- _Exercise instructions_:
1. Retype the commit text verbatim, starting with "-This guide helps" and going on through "text curation pipeline.".
2. Which file path does the diff in the commit text modify?

- _Source passage_:
START
Update getting started - text quickstart.md (#1238)

arhamm1 · greptile-apps[bot] · lbliii · web-flow · commit f8679c658a3e · 2025-11-25T14:34:20.000-05:00
* Update getting started - text quickstart.md

Signed-off-by: Arham Mehta &lt;141266146+arhamm1@users.noreply.github.com&gt;

* Update text.md

Signed-off-by: Arham Mehta &lt;141266146+arhamm1@users.noreply.github.com&gt;

* Update docs/get-started/text.md

Co-authored-by: greptile-apps[bot] &lt;165735046+greptile-apps[bot]@users.noreply.github.com&gt;
Signed-off-by: Arham Mehta &lt;141266146+arhamm1@users.noreply.github.com&gt;

---------

Signed-off-by: Arham Mehta &lt;141266146+arhamm1@users.noreply.github.com&gt;
Co-authored-by: greptile-apps[bot] &lt;165735046+greptile-apps[bot]@users.noreply.github.com&gt;
Co-authored-by: L.B. &lt;llane@nvidia.com&gt;
diff --git a/docs/get-started/text.md b/docs/get-started/text.md
@@ -12,22 +12,22 @@ modality: "text-only"
 
 # Get Started with Text Curation
 
-This guide helps you set up and get started with NeMo Curator's text curation capabilities. Follow these steps to prepare your environment and run your first text curation pipeline.
END
- _Excerpted records_:
START
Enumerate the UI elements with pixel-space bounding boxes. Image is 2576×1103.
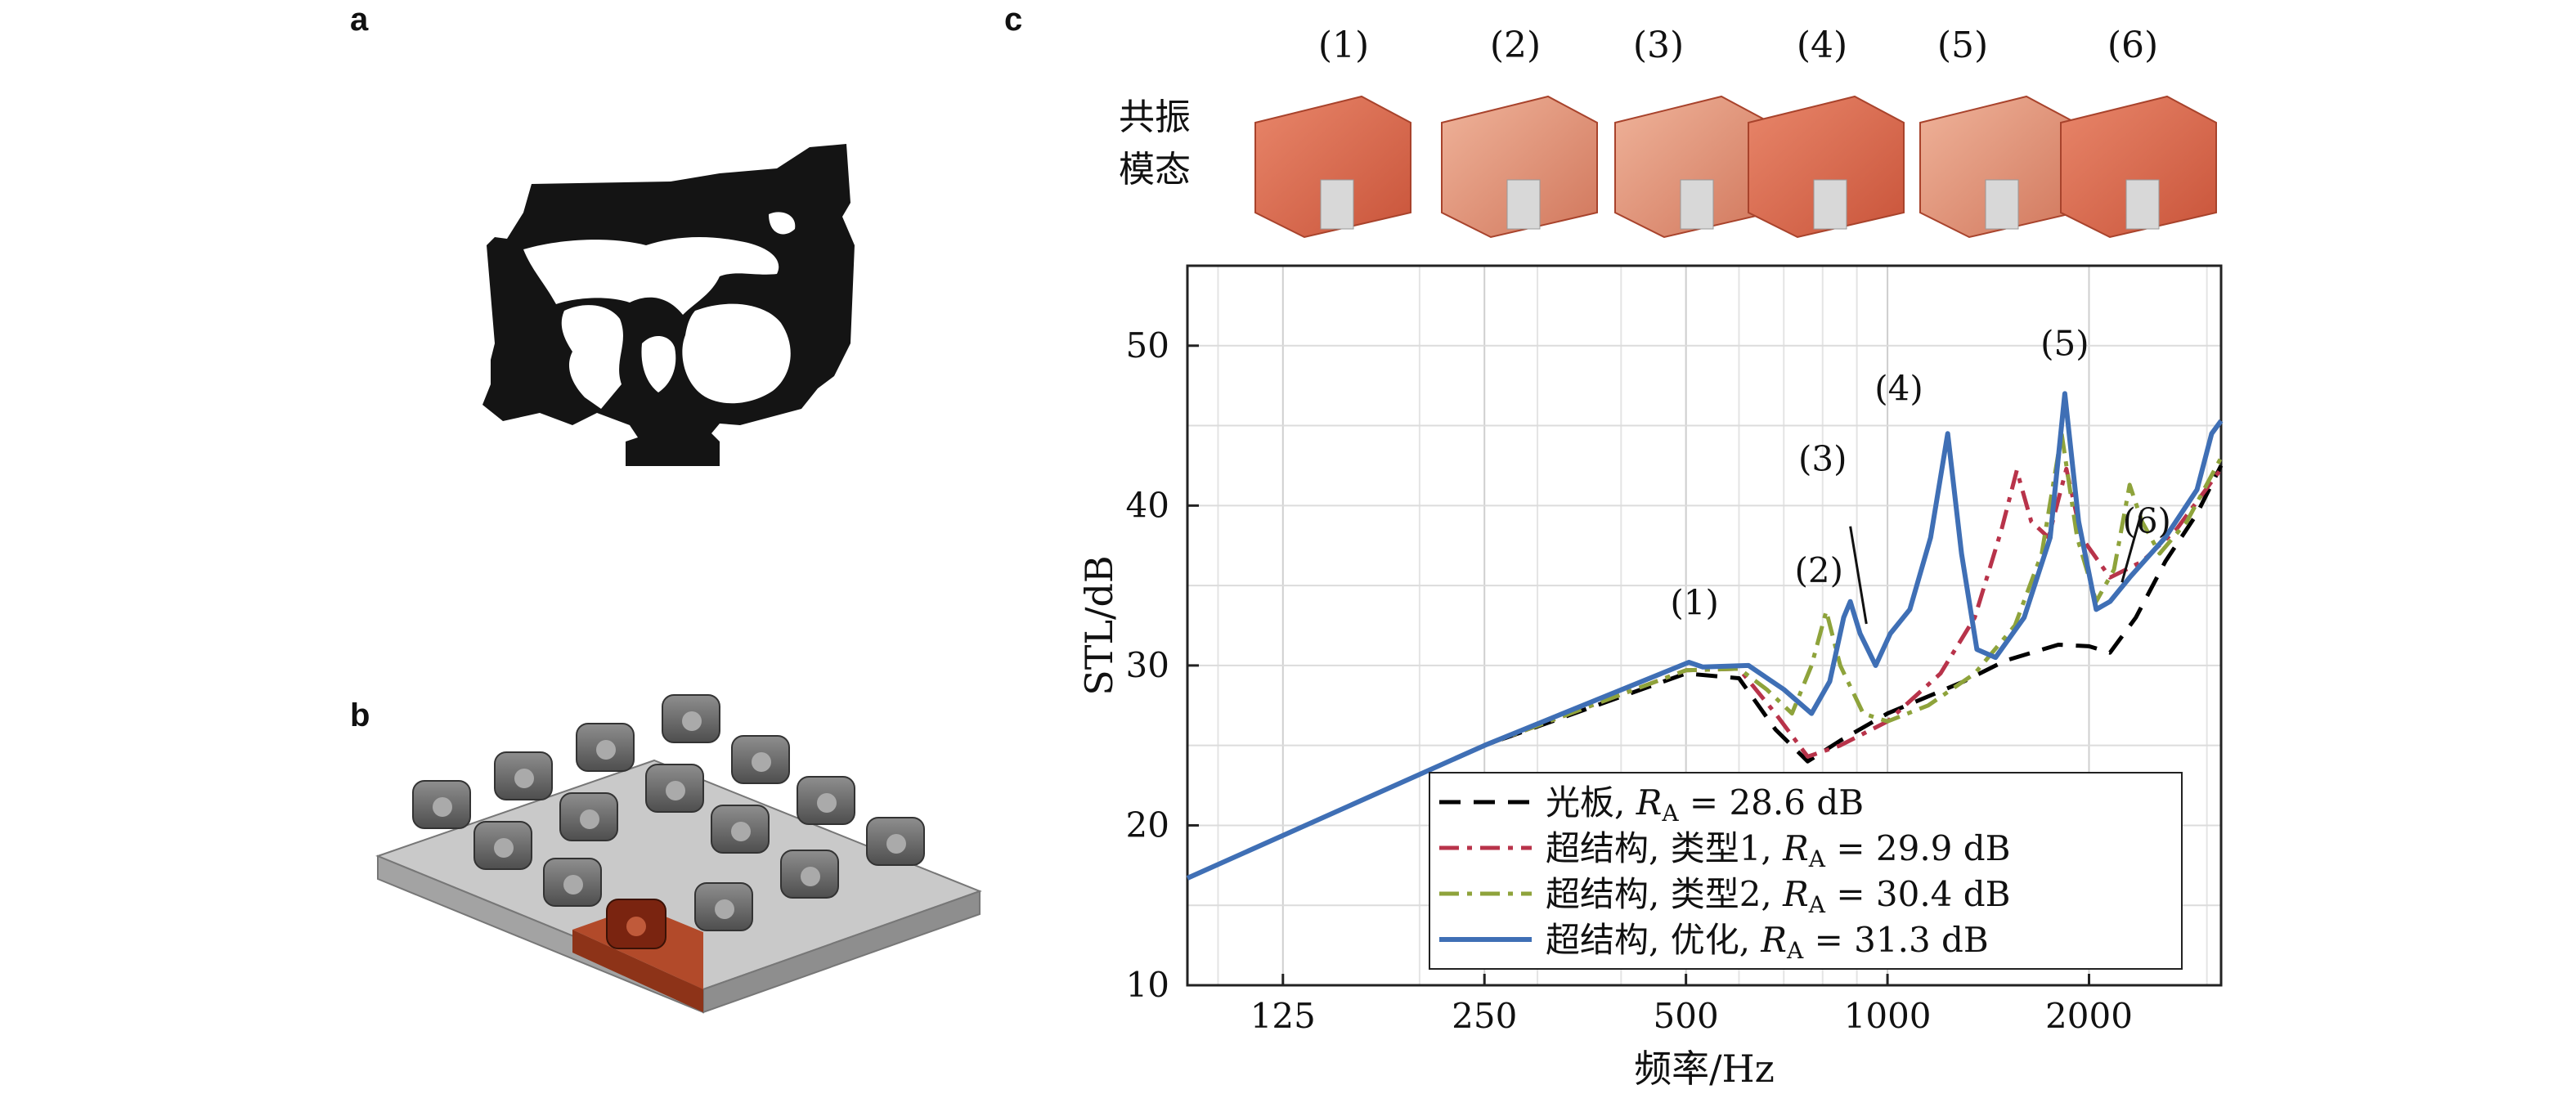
x-tick-label: 125 [1250,996,1316,1036]
x-tick-label: 250 [1452,996,1517,1036]
series-line-2 [1186,466,2224,881]
series-line-4 [1186,391,2224,881]
legend-box [1429,772,2183,970]
series-line-3 [1186,431,2224,881]
x-axis-label: 频率/Hz [1634,1047,1775,1091]
annotation-leader-3 [1849,526,1868,625]
peak-annotation-2: (2) [1795,550,1844,590]
legend-label-2: 超结构, 类型1, RA = 29.9 dB [1546,828,2011,872]
mode-label-3: (3) [1633,25,1684,66]
panel-label-c: c [1004,2,1023,38]
mode-shape-5 [1919,95,2076,239]
mode-shape-6 [2060,95,2217,239]
mode-shape-3 [1614,95,1771,239]
y-tick-label: 50 [1126,325,1169,365]
mode-shape-2 [1441,95,1598,239]
legend-label-3: 超结构, 类型2, RA = 30.4 dB [1546,874,2011,918]
panel-label-a: a [350,2,369,38]
legend-label-4: 超结构, 优化, RA = 31.3 dB [1546,920,1989,964]
annotation-leader-6 [2120,509,2143,583]
mode-label-1: (1) [1318,25,1369,66]
y-tick-label: 10 [1126,965,1169,1005]
y-axis-label: STL/dB [1077,555,1121,696]
mode-label-6: (6) [2107,25,2158,66]
peak-annotation-1: (1) [1670,582,1719,622]
x-tick-label: 2000 [2045,996,2133,1036]
peak-annotation-5: (5) [2040,324,2089,364]
mode-label-4: (4) [1797,25,1847,66]
panel-label-b: b [350,697,370,733]
topology-silhouette [482,144,855,466]
x-tick-label: 500 [1654,996,1719,1036]
highlighted-unit-cell [606,899,666,949]
x-tick-label: 1000 [1844,996,1932,1036]
mode-label-2: (2) [1490,25,1541,66]
y-tick-label: 30 [1126,645,1169,685]
peak-annotation-6: (6) [2122,501,2171,541]
mode-label-5: (5) [1937,25,1988,66]
modes-label-line2: 模态 [1119,149,1191,191]
mode-shape-1 [1254,95,1411,239]
peak-annotation-3: (3) [1798,438,1847,478]
unit-cell-array [412,694,925,949]
plot-frame [1186,264,2223,987]
mode-shape-4 [1748,95,1905,239]
legend-label-1: 光板, RA = 28.6 dB [1546,782,1864,827]
modes-label-line1: 共振 [1119,96,1191,138]
y-tick-label: 40 [1126,485,1169,525]
y-tick-label: 20 [1126,805,1169,845]
stl-chart: 125 250 500 1000 2000 10 20 30 40 50 频率/Hz STL/dB (1… [1077,264,2224,1091]
peak-annotation-4: (4) [1874,368,1923,408]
END
- _Full solutions_:
1.
-This guide helps you set up and get started with NeMo Curator's text curation capabilities. Follow these steps to prepare your environment and run your first text curation pipeline.

2. docs/get-started/text.md